→ Requirements
Answer these questions from the TV review below, each on its own line:
(a) Who plays Lucca's mother?
(b) In which episode, according to the review, did the season "blasted off into brilliance"?
(c) What does Kurt swear at the FBI to do?

→ Page text
◆ ◆ ◆
“Morello residence, Down with Trump.”
Adrian and Julius join a “Violence Prevention Committee” only to find their fellow members are basically Fox News personified. Lucca goes into labour two weeks early and Judith Light is her mum. And having failed to get rid of Jay, the Feds turn their attentions to destroying Diane. Or at least having a bloody good go at it.
What more is there to say about the sharpest show on the box? With its cast and writing as fantastic as ever, this finale doubles down on the season’s principal theme of the corruption, ignorance and sheer farce of the current political situation in America, mocking those who more than deserve it mercilessly, while maintaining an irrepressible sense of humour along with an unshakeable understanding of just how wrong things have gone. Debates on law and ethics and my visceral fear for Diane might, on one view, mean Lucca’s labour with its duelling grandmothers and sort-of-happy ending (although apparently not for poor Colin who, as we’ve said before, deserves better) qualifies as the light relief, but the other two storylines are somehow just as funny, and Kurt swearing at the FBI to get out of his house is a proper punch-the-air moment. (Kurt and Diane are together again and totally lovely, I am SO RELIEVED.) After an uncertain start, this season blasted off into brilliance in episode 3 and hasn’t looked back since – supremely confident, unashamedly political, deeply principled, utterly fearless, and just really, really hilarious, this is exactly what tv is FOR. Come back soon, TGF. We need you.
◆ ◆ ◆
→ Dataset section
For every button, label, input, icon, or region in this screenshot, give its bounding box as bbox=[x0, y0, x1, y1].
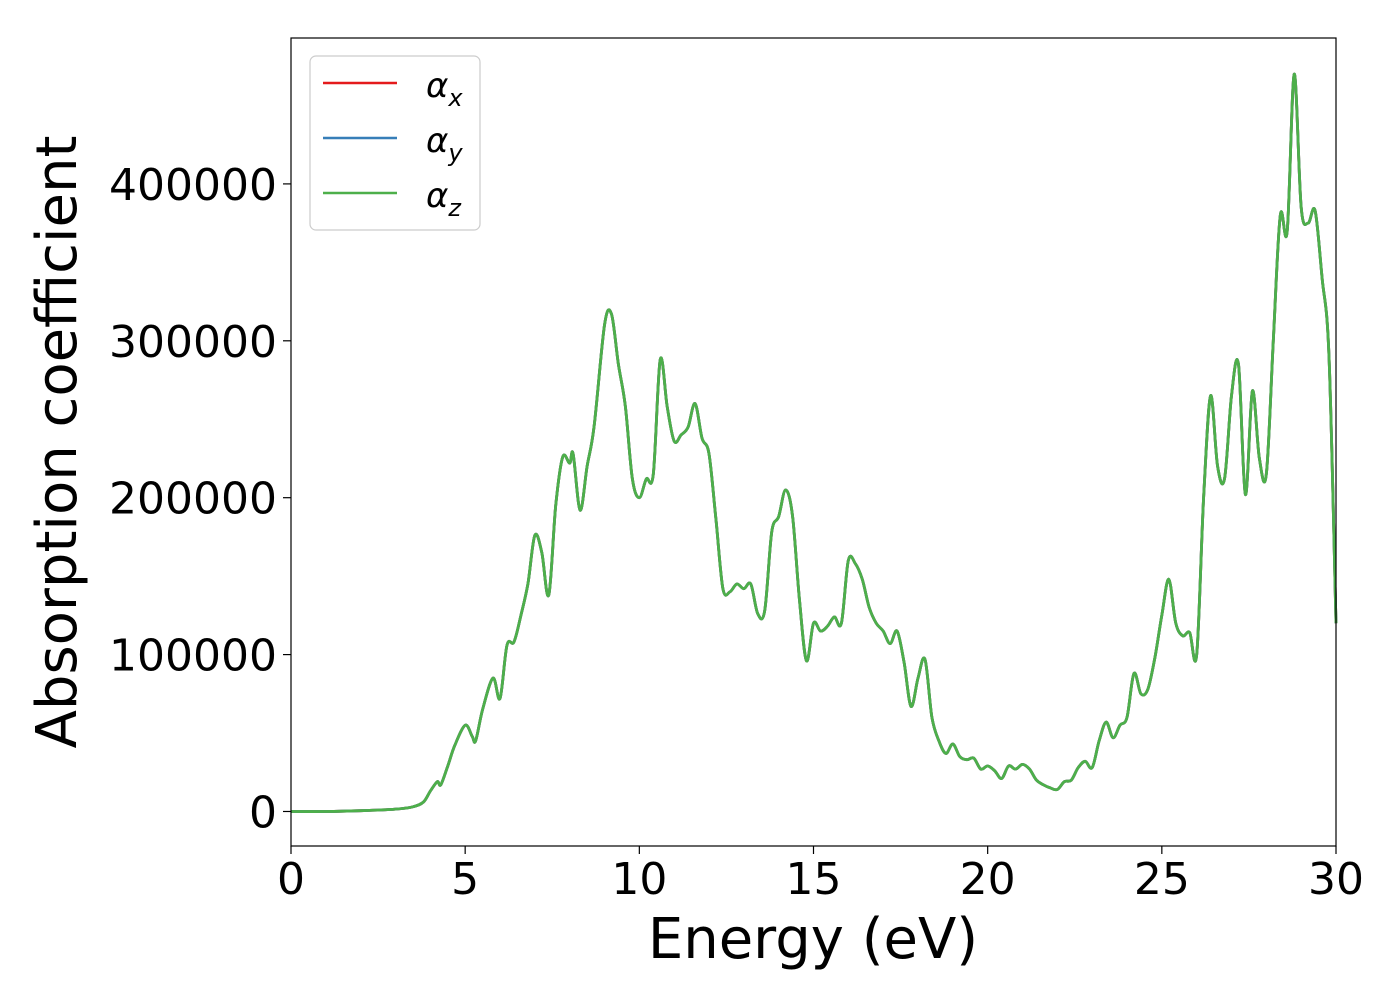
◆ ◆ ◆
→ Task response
(a) Judith Light
(b) Episode 3
(c) Get out of his house